(begin)

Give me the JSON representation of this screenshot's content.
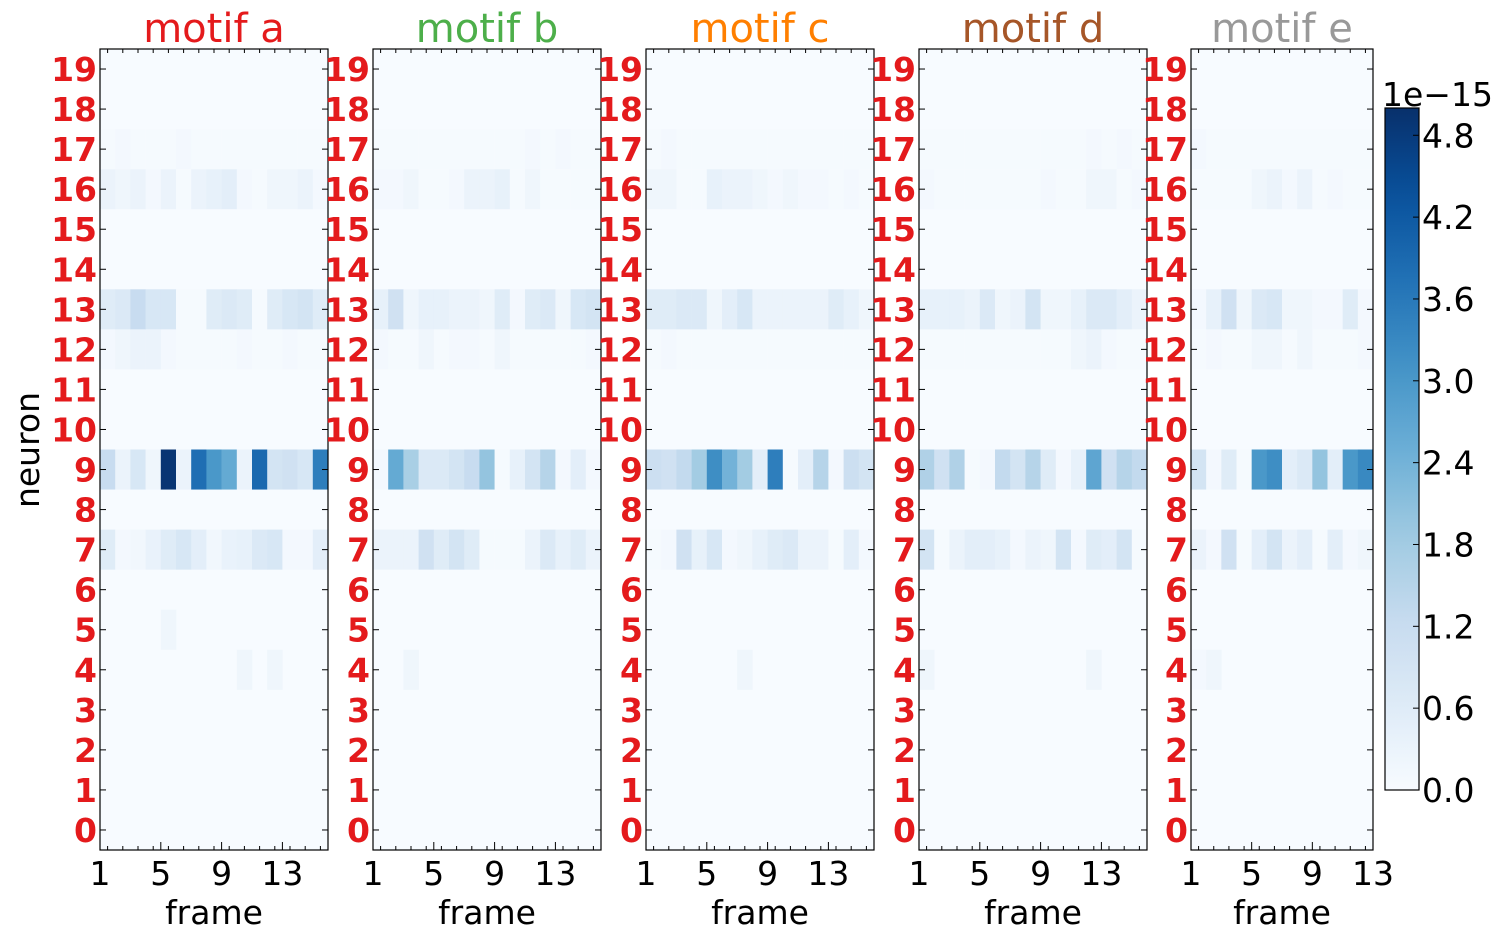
{
  "chart_data": {
    "type": "heatmap",
    "colormap": "Blues",
    "ylabel": "neuron",
    "ytick_color": "#e41a1c",
    "yticks": [
      "0",
      "1",
      "2",
      "3",
      "4",
      "5",
      "6",
      "7",
      "8",
      "9",
      "10",
      "11",
      "12",
      "13",
      "14",
      "15",
      "16",
      "17",
      "18",
      "19"
    ],
    "colorbar": {
      "range": [
        0.0,
        5.0
      ],
      "exponent_label": "1e−15",
      "ticks": [
        "0.0",
        "0.6",
        "1.2",
        "1.8",
        "2.4",
        "3.0",
        "3.6",
        "4.2",
        "4.8"
      ]
    },
    "panels": [
      {
        "title": "motif a",
        "title_color": "#e41a1c",
        "xlabel": "frame",
        "xticks": [
          "1",
          "5",
          "9",
          "13"
        ],
        "frames": 15,
        "rows": {
          "7": [
            0.6,
            0.1,
            0.15,
            0.35,
            0.6,
            0.8,
            0.5,
            0.15,
            0.35,
            0.4,
            0.7,
            0.8,
            0.1,
            0.1,
            0.5
          ],
          "9": [
            1.2,
            0.3,
            0.8,
            0.2,
            4.9,
            0.3,
            3.8,
            3.0,
            2.6,
            0.3,
            3.9,
            0.9,
            1.0,
            0.8,
            3.5
          ],
          "12": [
            0.1,
            0.2,
            0.3,
            0.3,
            0.1,
            0.05,
            0.05,
            0.05,
            0.05,
            0.1,
            0.05,
            0.05,
            0.1,
            0.05,
            0.05
          ],
          "13": [
            0.6,
            0.7,
            1.2,
            0.8,
            0.8,
            0.05,
            0.05,
            0.6,
            0.7,
            0.6,
            0.05,
            0.6,
            0.8,
            0.9,
            0.6
          ],
          "16": [
            0.3,
            0.2,
            0.3,
            0.1,
            0.3,
            0.05,
            0.3,
            0.4,
            0.5,
            0.1,
            0.05,
            0.2,
            0.2,
            0.3,
            0.1
          ],
          "17": [
            0.05,
            0.1,
            0.05,
            0.05,
            0.05,
            0.1,
            0.05,
            0.05,
            0.05,
            0.05,
            0.05,
            0.05,
            0.05,
            0.05,
            0.05
          ],
          "5": [
            0.0,
            0.0,
            0.0,
            0.0,
            0.2,
            0.0,
            0.0,
            0.0,
            0.0,
            0.0,
            0.0,
            0.0,
            0.0,
            0.0,
            0.0
          ],
          "4": [
            0.0,
            0.0,
            0.0,
            0.0,
            0.0,
            0.0,
            0.0,
            0.0,
            0.0,
            0.2,
            0.0,
            0.2,
            0.0,
            0.0,
            0.0
          ]
        }
      },
      {
        "title": "motif b",
        "title_color": "#4daf4a",
        "xlabel": "frame",
        "xticks": [
          "1",
          "5",
          "9",
          "13"
        ],
        "frames": 15,
        "rows": {
          "7": [
            0.3,
            0.3,
            0.3,
            1.0,
            0.6,
            0.9,
            0.6,
            0.05,
            0.05,
            0.05,
            0.3,
            0.7,
            0.4,
            0.6,
            0.3
          ],
          "9": [
            0.1,
            2.6,
            1.7,
            0.7,
            0.7,
            0.9,
            1.2,
            2.0,
            0.05,
            0.4,
            0.9,
            1.5,
            0.1,
            0.5,
            0.1
          ],
          "12": [
            0.1,
            0.05,
            0.05,
            0.2,
            0.05,
            0.1,
            0.1,
            0.05,
            0.2,
            0.05,
            0.05,
            0.05,
            0.05,
            0.05,
            0.1
          ],
          "13": [
            0.4,
            1.0,
            0.2,
            0.4,
            0.4,
            0.3,
            0.3,
            0.2,
            0.6,
            0.1,
            0.6,
            0.7,
            0.2,
            0.8,
            0.9
          ],
          "16": [
            0.1,
            0.1,
            0.2,
            0.05,
            0.05,
            0.1,
            0.3,
            0.3,
            0.4,
            0.05,
            0.2,
            0.05,
            0.05,
            0.05,
            0.05
          ],
          "17": [
            0.05,
            0.05,
            0.05,
            0.05,
            0.05,
            0.05,
            0.05,
            0.05,
            0.05,
            0.05,
            0.1,
            0.05,
            0.1,
            0.05,
            0.05
          ],
          "4": [
            0.0,
            0.0,
            0.2,
            0.0,
            0.0,
            0.0,
            0.0,
            0.0,
            0.0,
            0.0,
            0.0,
            0.0,
            0.0,
            0.0,
            0.0
          ]
        }
      },
      {
        "title": "motif c",
        "title_color": "#ff7f00",
        "xlabel": "frame",
        "xticks": [
          "1",
          "5",
          "9",
          "13"
        ],
        "frames": 15,
        "rows": {
          "7": [
            0.05,
            0.1,
            1.0,
            0.4,
            0.8,
            0.1,
            0.2,
            0.4,
            0.6,
            0.7,
            0.3,
            0.3,
            0.05,
            0.5,
            0.1
          ],
          "9": [
            1.1,
            1.0,
            1.3,
            1.8,
            3.2,
            2.4,
            1.8,
            0.5,
            3.5,
            0.05,
            0.5,
            1.5,
            0.1,
            1.1,
            0.9
          ],
          "12": [
            0.05,
            0.1,
            0.05,
            0.05,
            0.05,
            0.05,
            0.05,
            0.05,
            0.05,
            0.05,
            0.05,
            0.05,
            0.05,
            0.05,
            0.05
          ],
          "13": [
            0.6,
            0.6,
            0.7,
            0.7,
            0.2,
            0.5,
            0.8,
            0.3,
            0.3,
            0.3,
            0.3,
            0.3,
            0.6,
            0.4,
            0.2
          ],
          "16": [
            0.2,
            0.2,
            0.05,
            0.05,
            0.4,
            0.3,
            0.3,
            0.2,
            0.1,
            0.2,
            0.1,
            0.1,
            0.05,
            0.1,
            0.05
          ],
          "17": [
            0.05,
            0.1,
            0.05,
            0.05,
            0.05,
            0.05,
            0.05,
            0.05,
            0.05,
            0.05,
            0.05,
            0.05,
            0.05,
            0.05,
            0.05
          ],
          "4": [
            0.0,
            0.0,
            0.0,
            0.0,
            0.0,
            0.0,
            0.2,
            0.0,
            0.0,
            0.0,
            0.0,
            0.0,
            0.0,
            0.0,
            0.0
          ]
        }
      },
      {
        "title": "motif d",
        "title_color": "#a65628",
        "xlabel": "frame",
        "xticks": [
          "1",
          "5",
          "9",
          "13"
        ],
        "frames": 15,
        "rows": {
          "7": [
            0.9,
            0.05,
            0.3,
            0.5,
            0.5,
            0.4,
            0.1,
            0.3,
            0.2,
            0.9,
            0.1,
            0.6,
            0.5,
            0.9,
            0.05
          ],
          "9": [
            1.6,
            1.0,
            1.6,
            0.05,
            0.1,
            1.3,
            0.9,
            1.5,
            0.6,
            0.1,
            0.4,
            2.7,
            1.0,
            1.5,
            1.3
          ],
          "12": [
            0.05,
            0.05,
            0.05,
            0.05,
            0.05,
            0.05,
            0.05,
            0.05,
            0.05,
            0.05,
            0.2,
            0.3,
            0.1,
            0.05,
            0.05
          ],
          "13": [
            0.4,
            0.4,
            0.4,
            0.3,
            0.7,
            0.2,
            0.3,
            0.9,
            0.2,
            0.2,
            0.4,
            0.7,
            0.7,
            0.5,
            0.3
          ],
          "16": [
            0.1,
            0.05,
            0.05,
            0.05,
            0.05,
            0.05,
            0.05,
            0.05,
            0.1,
            0.05,
            0.05,
            0.2,
            0.2,
            0.05,
            0.1
          ],
          "17": [
            0.05,
            0.05,
            0.05,
            0.05,
            0.05,
            0.05,
            0.05,
            0.05,
            0.05,
            0.05,
            0.05,
            0.1,
            0.05,
            0.1,
            0.05
          ],
          "4": [
            0.2,
            0.0,
            0.0,
            0.0,
            0.0,
            0.0,
            0.0,
            0.0,
            0.0,
            0.0,
            0.0,
            0.2,
            0.0,
            0.0,
            0.0
          ]
        }
      },
      {
        "title": "motif e",
        "title_color": "#999999",
        "xlabel": "frame",
        "xticks": [
          "1",
          "5",
          "9",
          "13"
        ],
        "frames": 12,
        "rows": {
          "7": [
            0.3,
            0.1,
            1.0,
            0.05,
            0.5,
            0.9,
            0.3,
            0.5,
            0.05,
            0.5,
            0.1,
            0.2
          ],
          "9": [
            0.9,
            0.1,
            0.6,
            0.05,
            3.0,
            3.2,
            0.5,
            0.7,
            2.0,
            0.5,
            3.0,
            3.3
          ],
          "12": [
            0.05,
            0.1,
            0.05,
            0.05,
            0.2,
            0.2,
            0.05,
            0.2,
            0.05,
            0.05,
            0.05,
            0.1
          ],
          "13": [
            0.1,
            0.4,
            1.0,
            0.2,
            0.7,
            0.8,
            0.2,
            0.2,
            0.1,
            0.1,
            0.6,
            0.1
          ],
          "16": [
            0.05,
            0.05,
            0.05,
            0.05,
            0.2,
            0.3,
            0.1,
            0.3,
            0.05,
            0.1,
            0.05,
            0.05
          ],
          "17": [
            0.1,
            0.05,
            0.05,
            0.05,
            0.05,
            0.05,
            0.05,
            0.05,
            0.05,
            0.05,
            0.05,
            0.05
          ],
          "4": [
            0.1,
            0.2,
            0.0,
            0.0,
            0.0,
            0.0,
            0.0,
            0.0,
            0.0,
            0.0,
            0.0,
            0.0
          ]
        }
      }
    ]
  }
}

(end)

Task instructions:
Which lines of the material contain the string "motif"? List each of them.

Finished answer:
        "title": "motif a",
        "title": "motif b",
        "title": "motif c",
        "title": "motif d",
        "title": "motif e",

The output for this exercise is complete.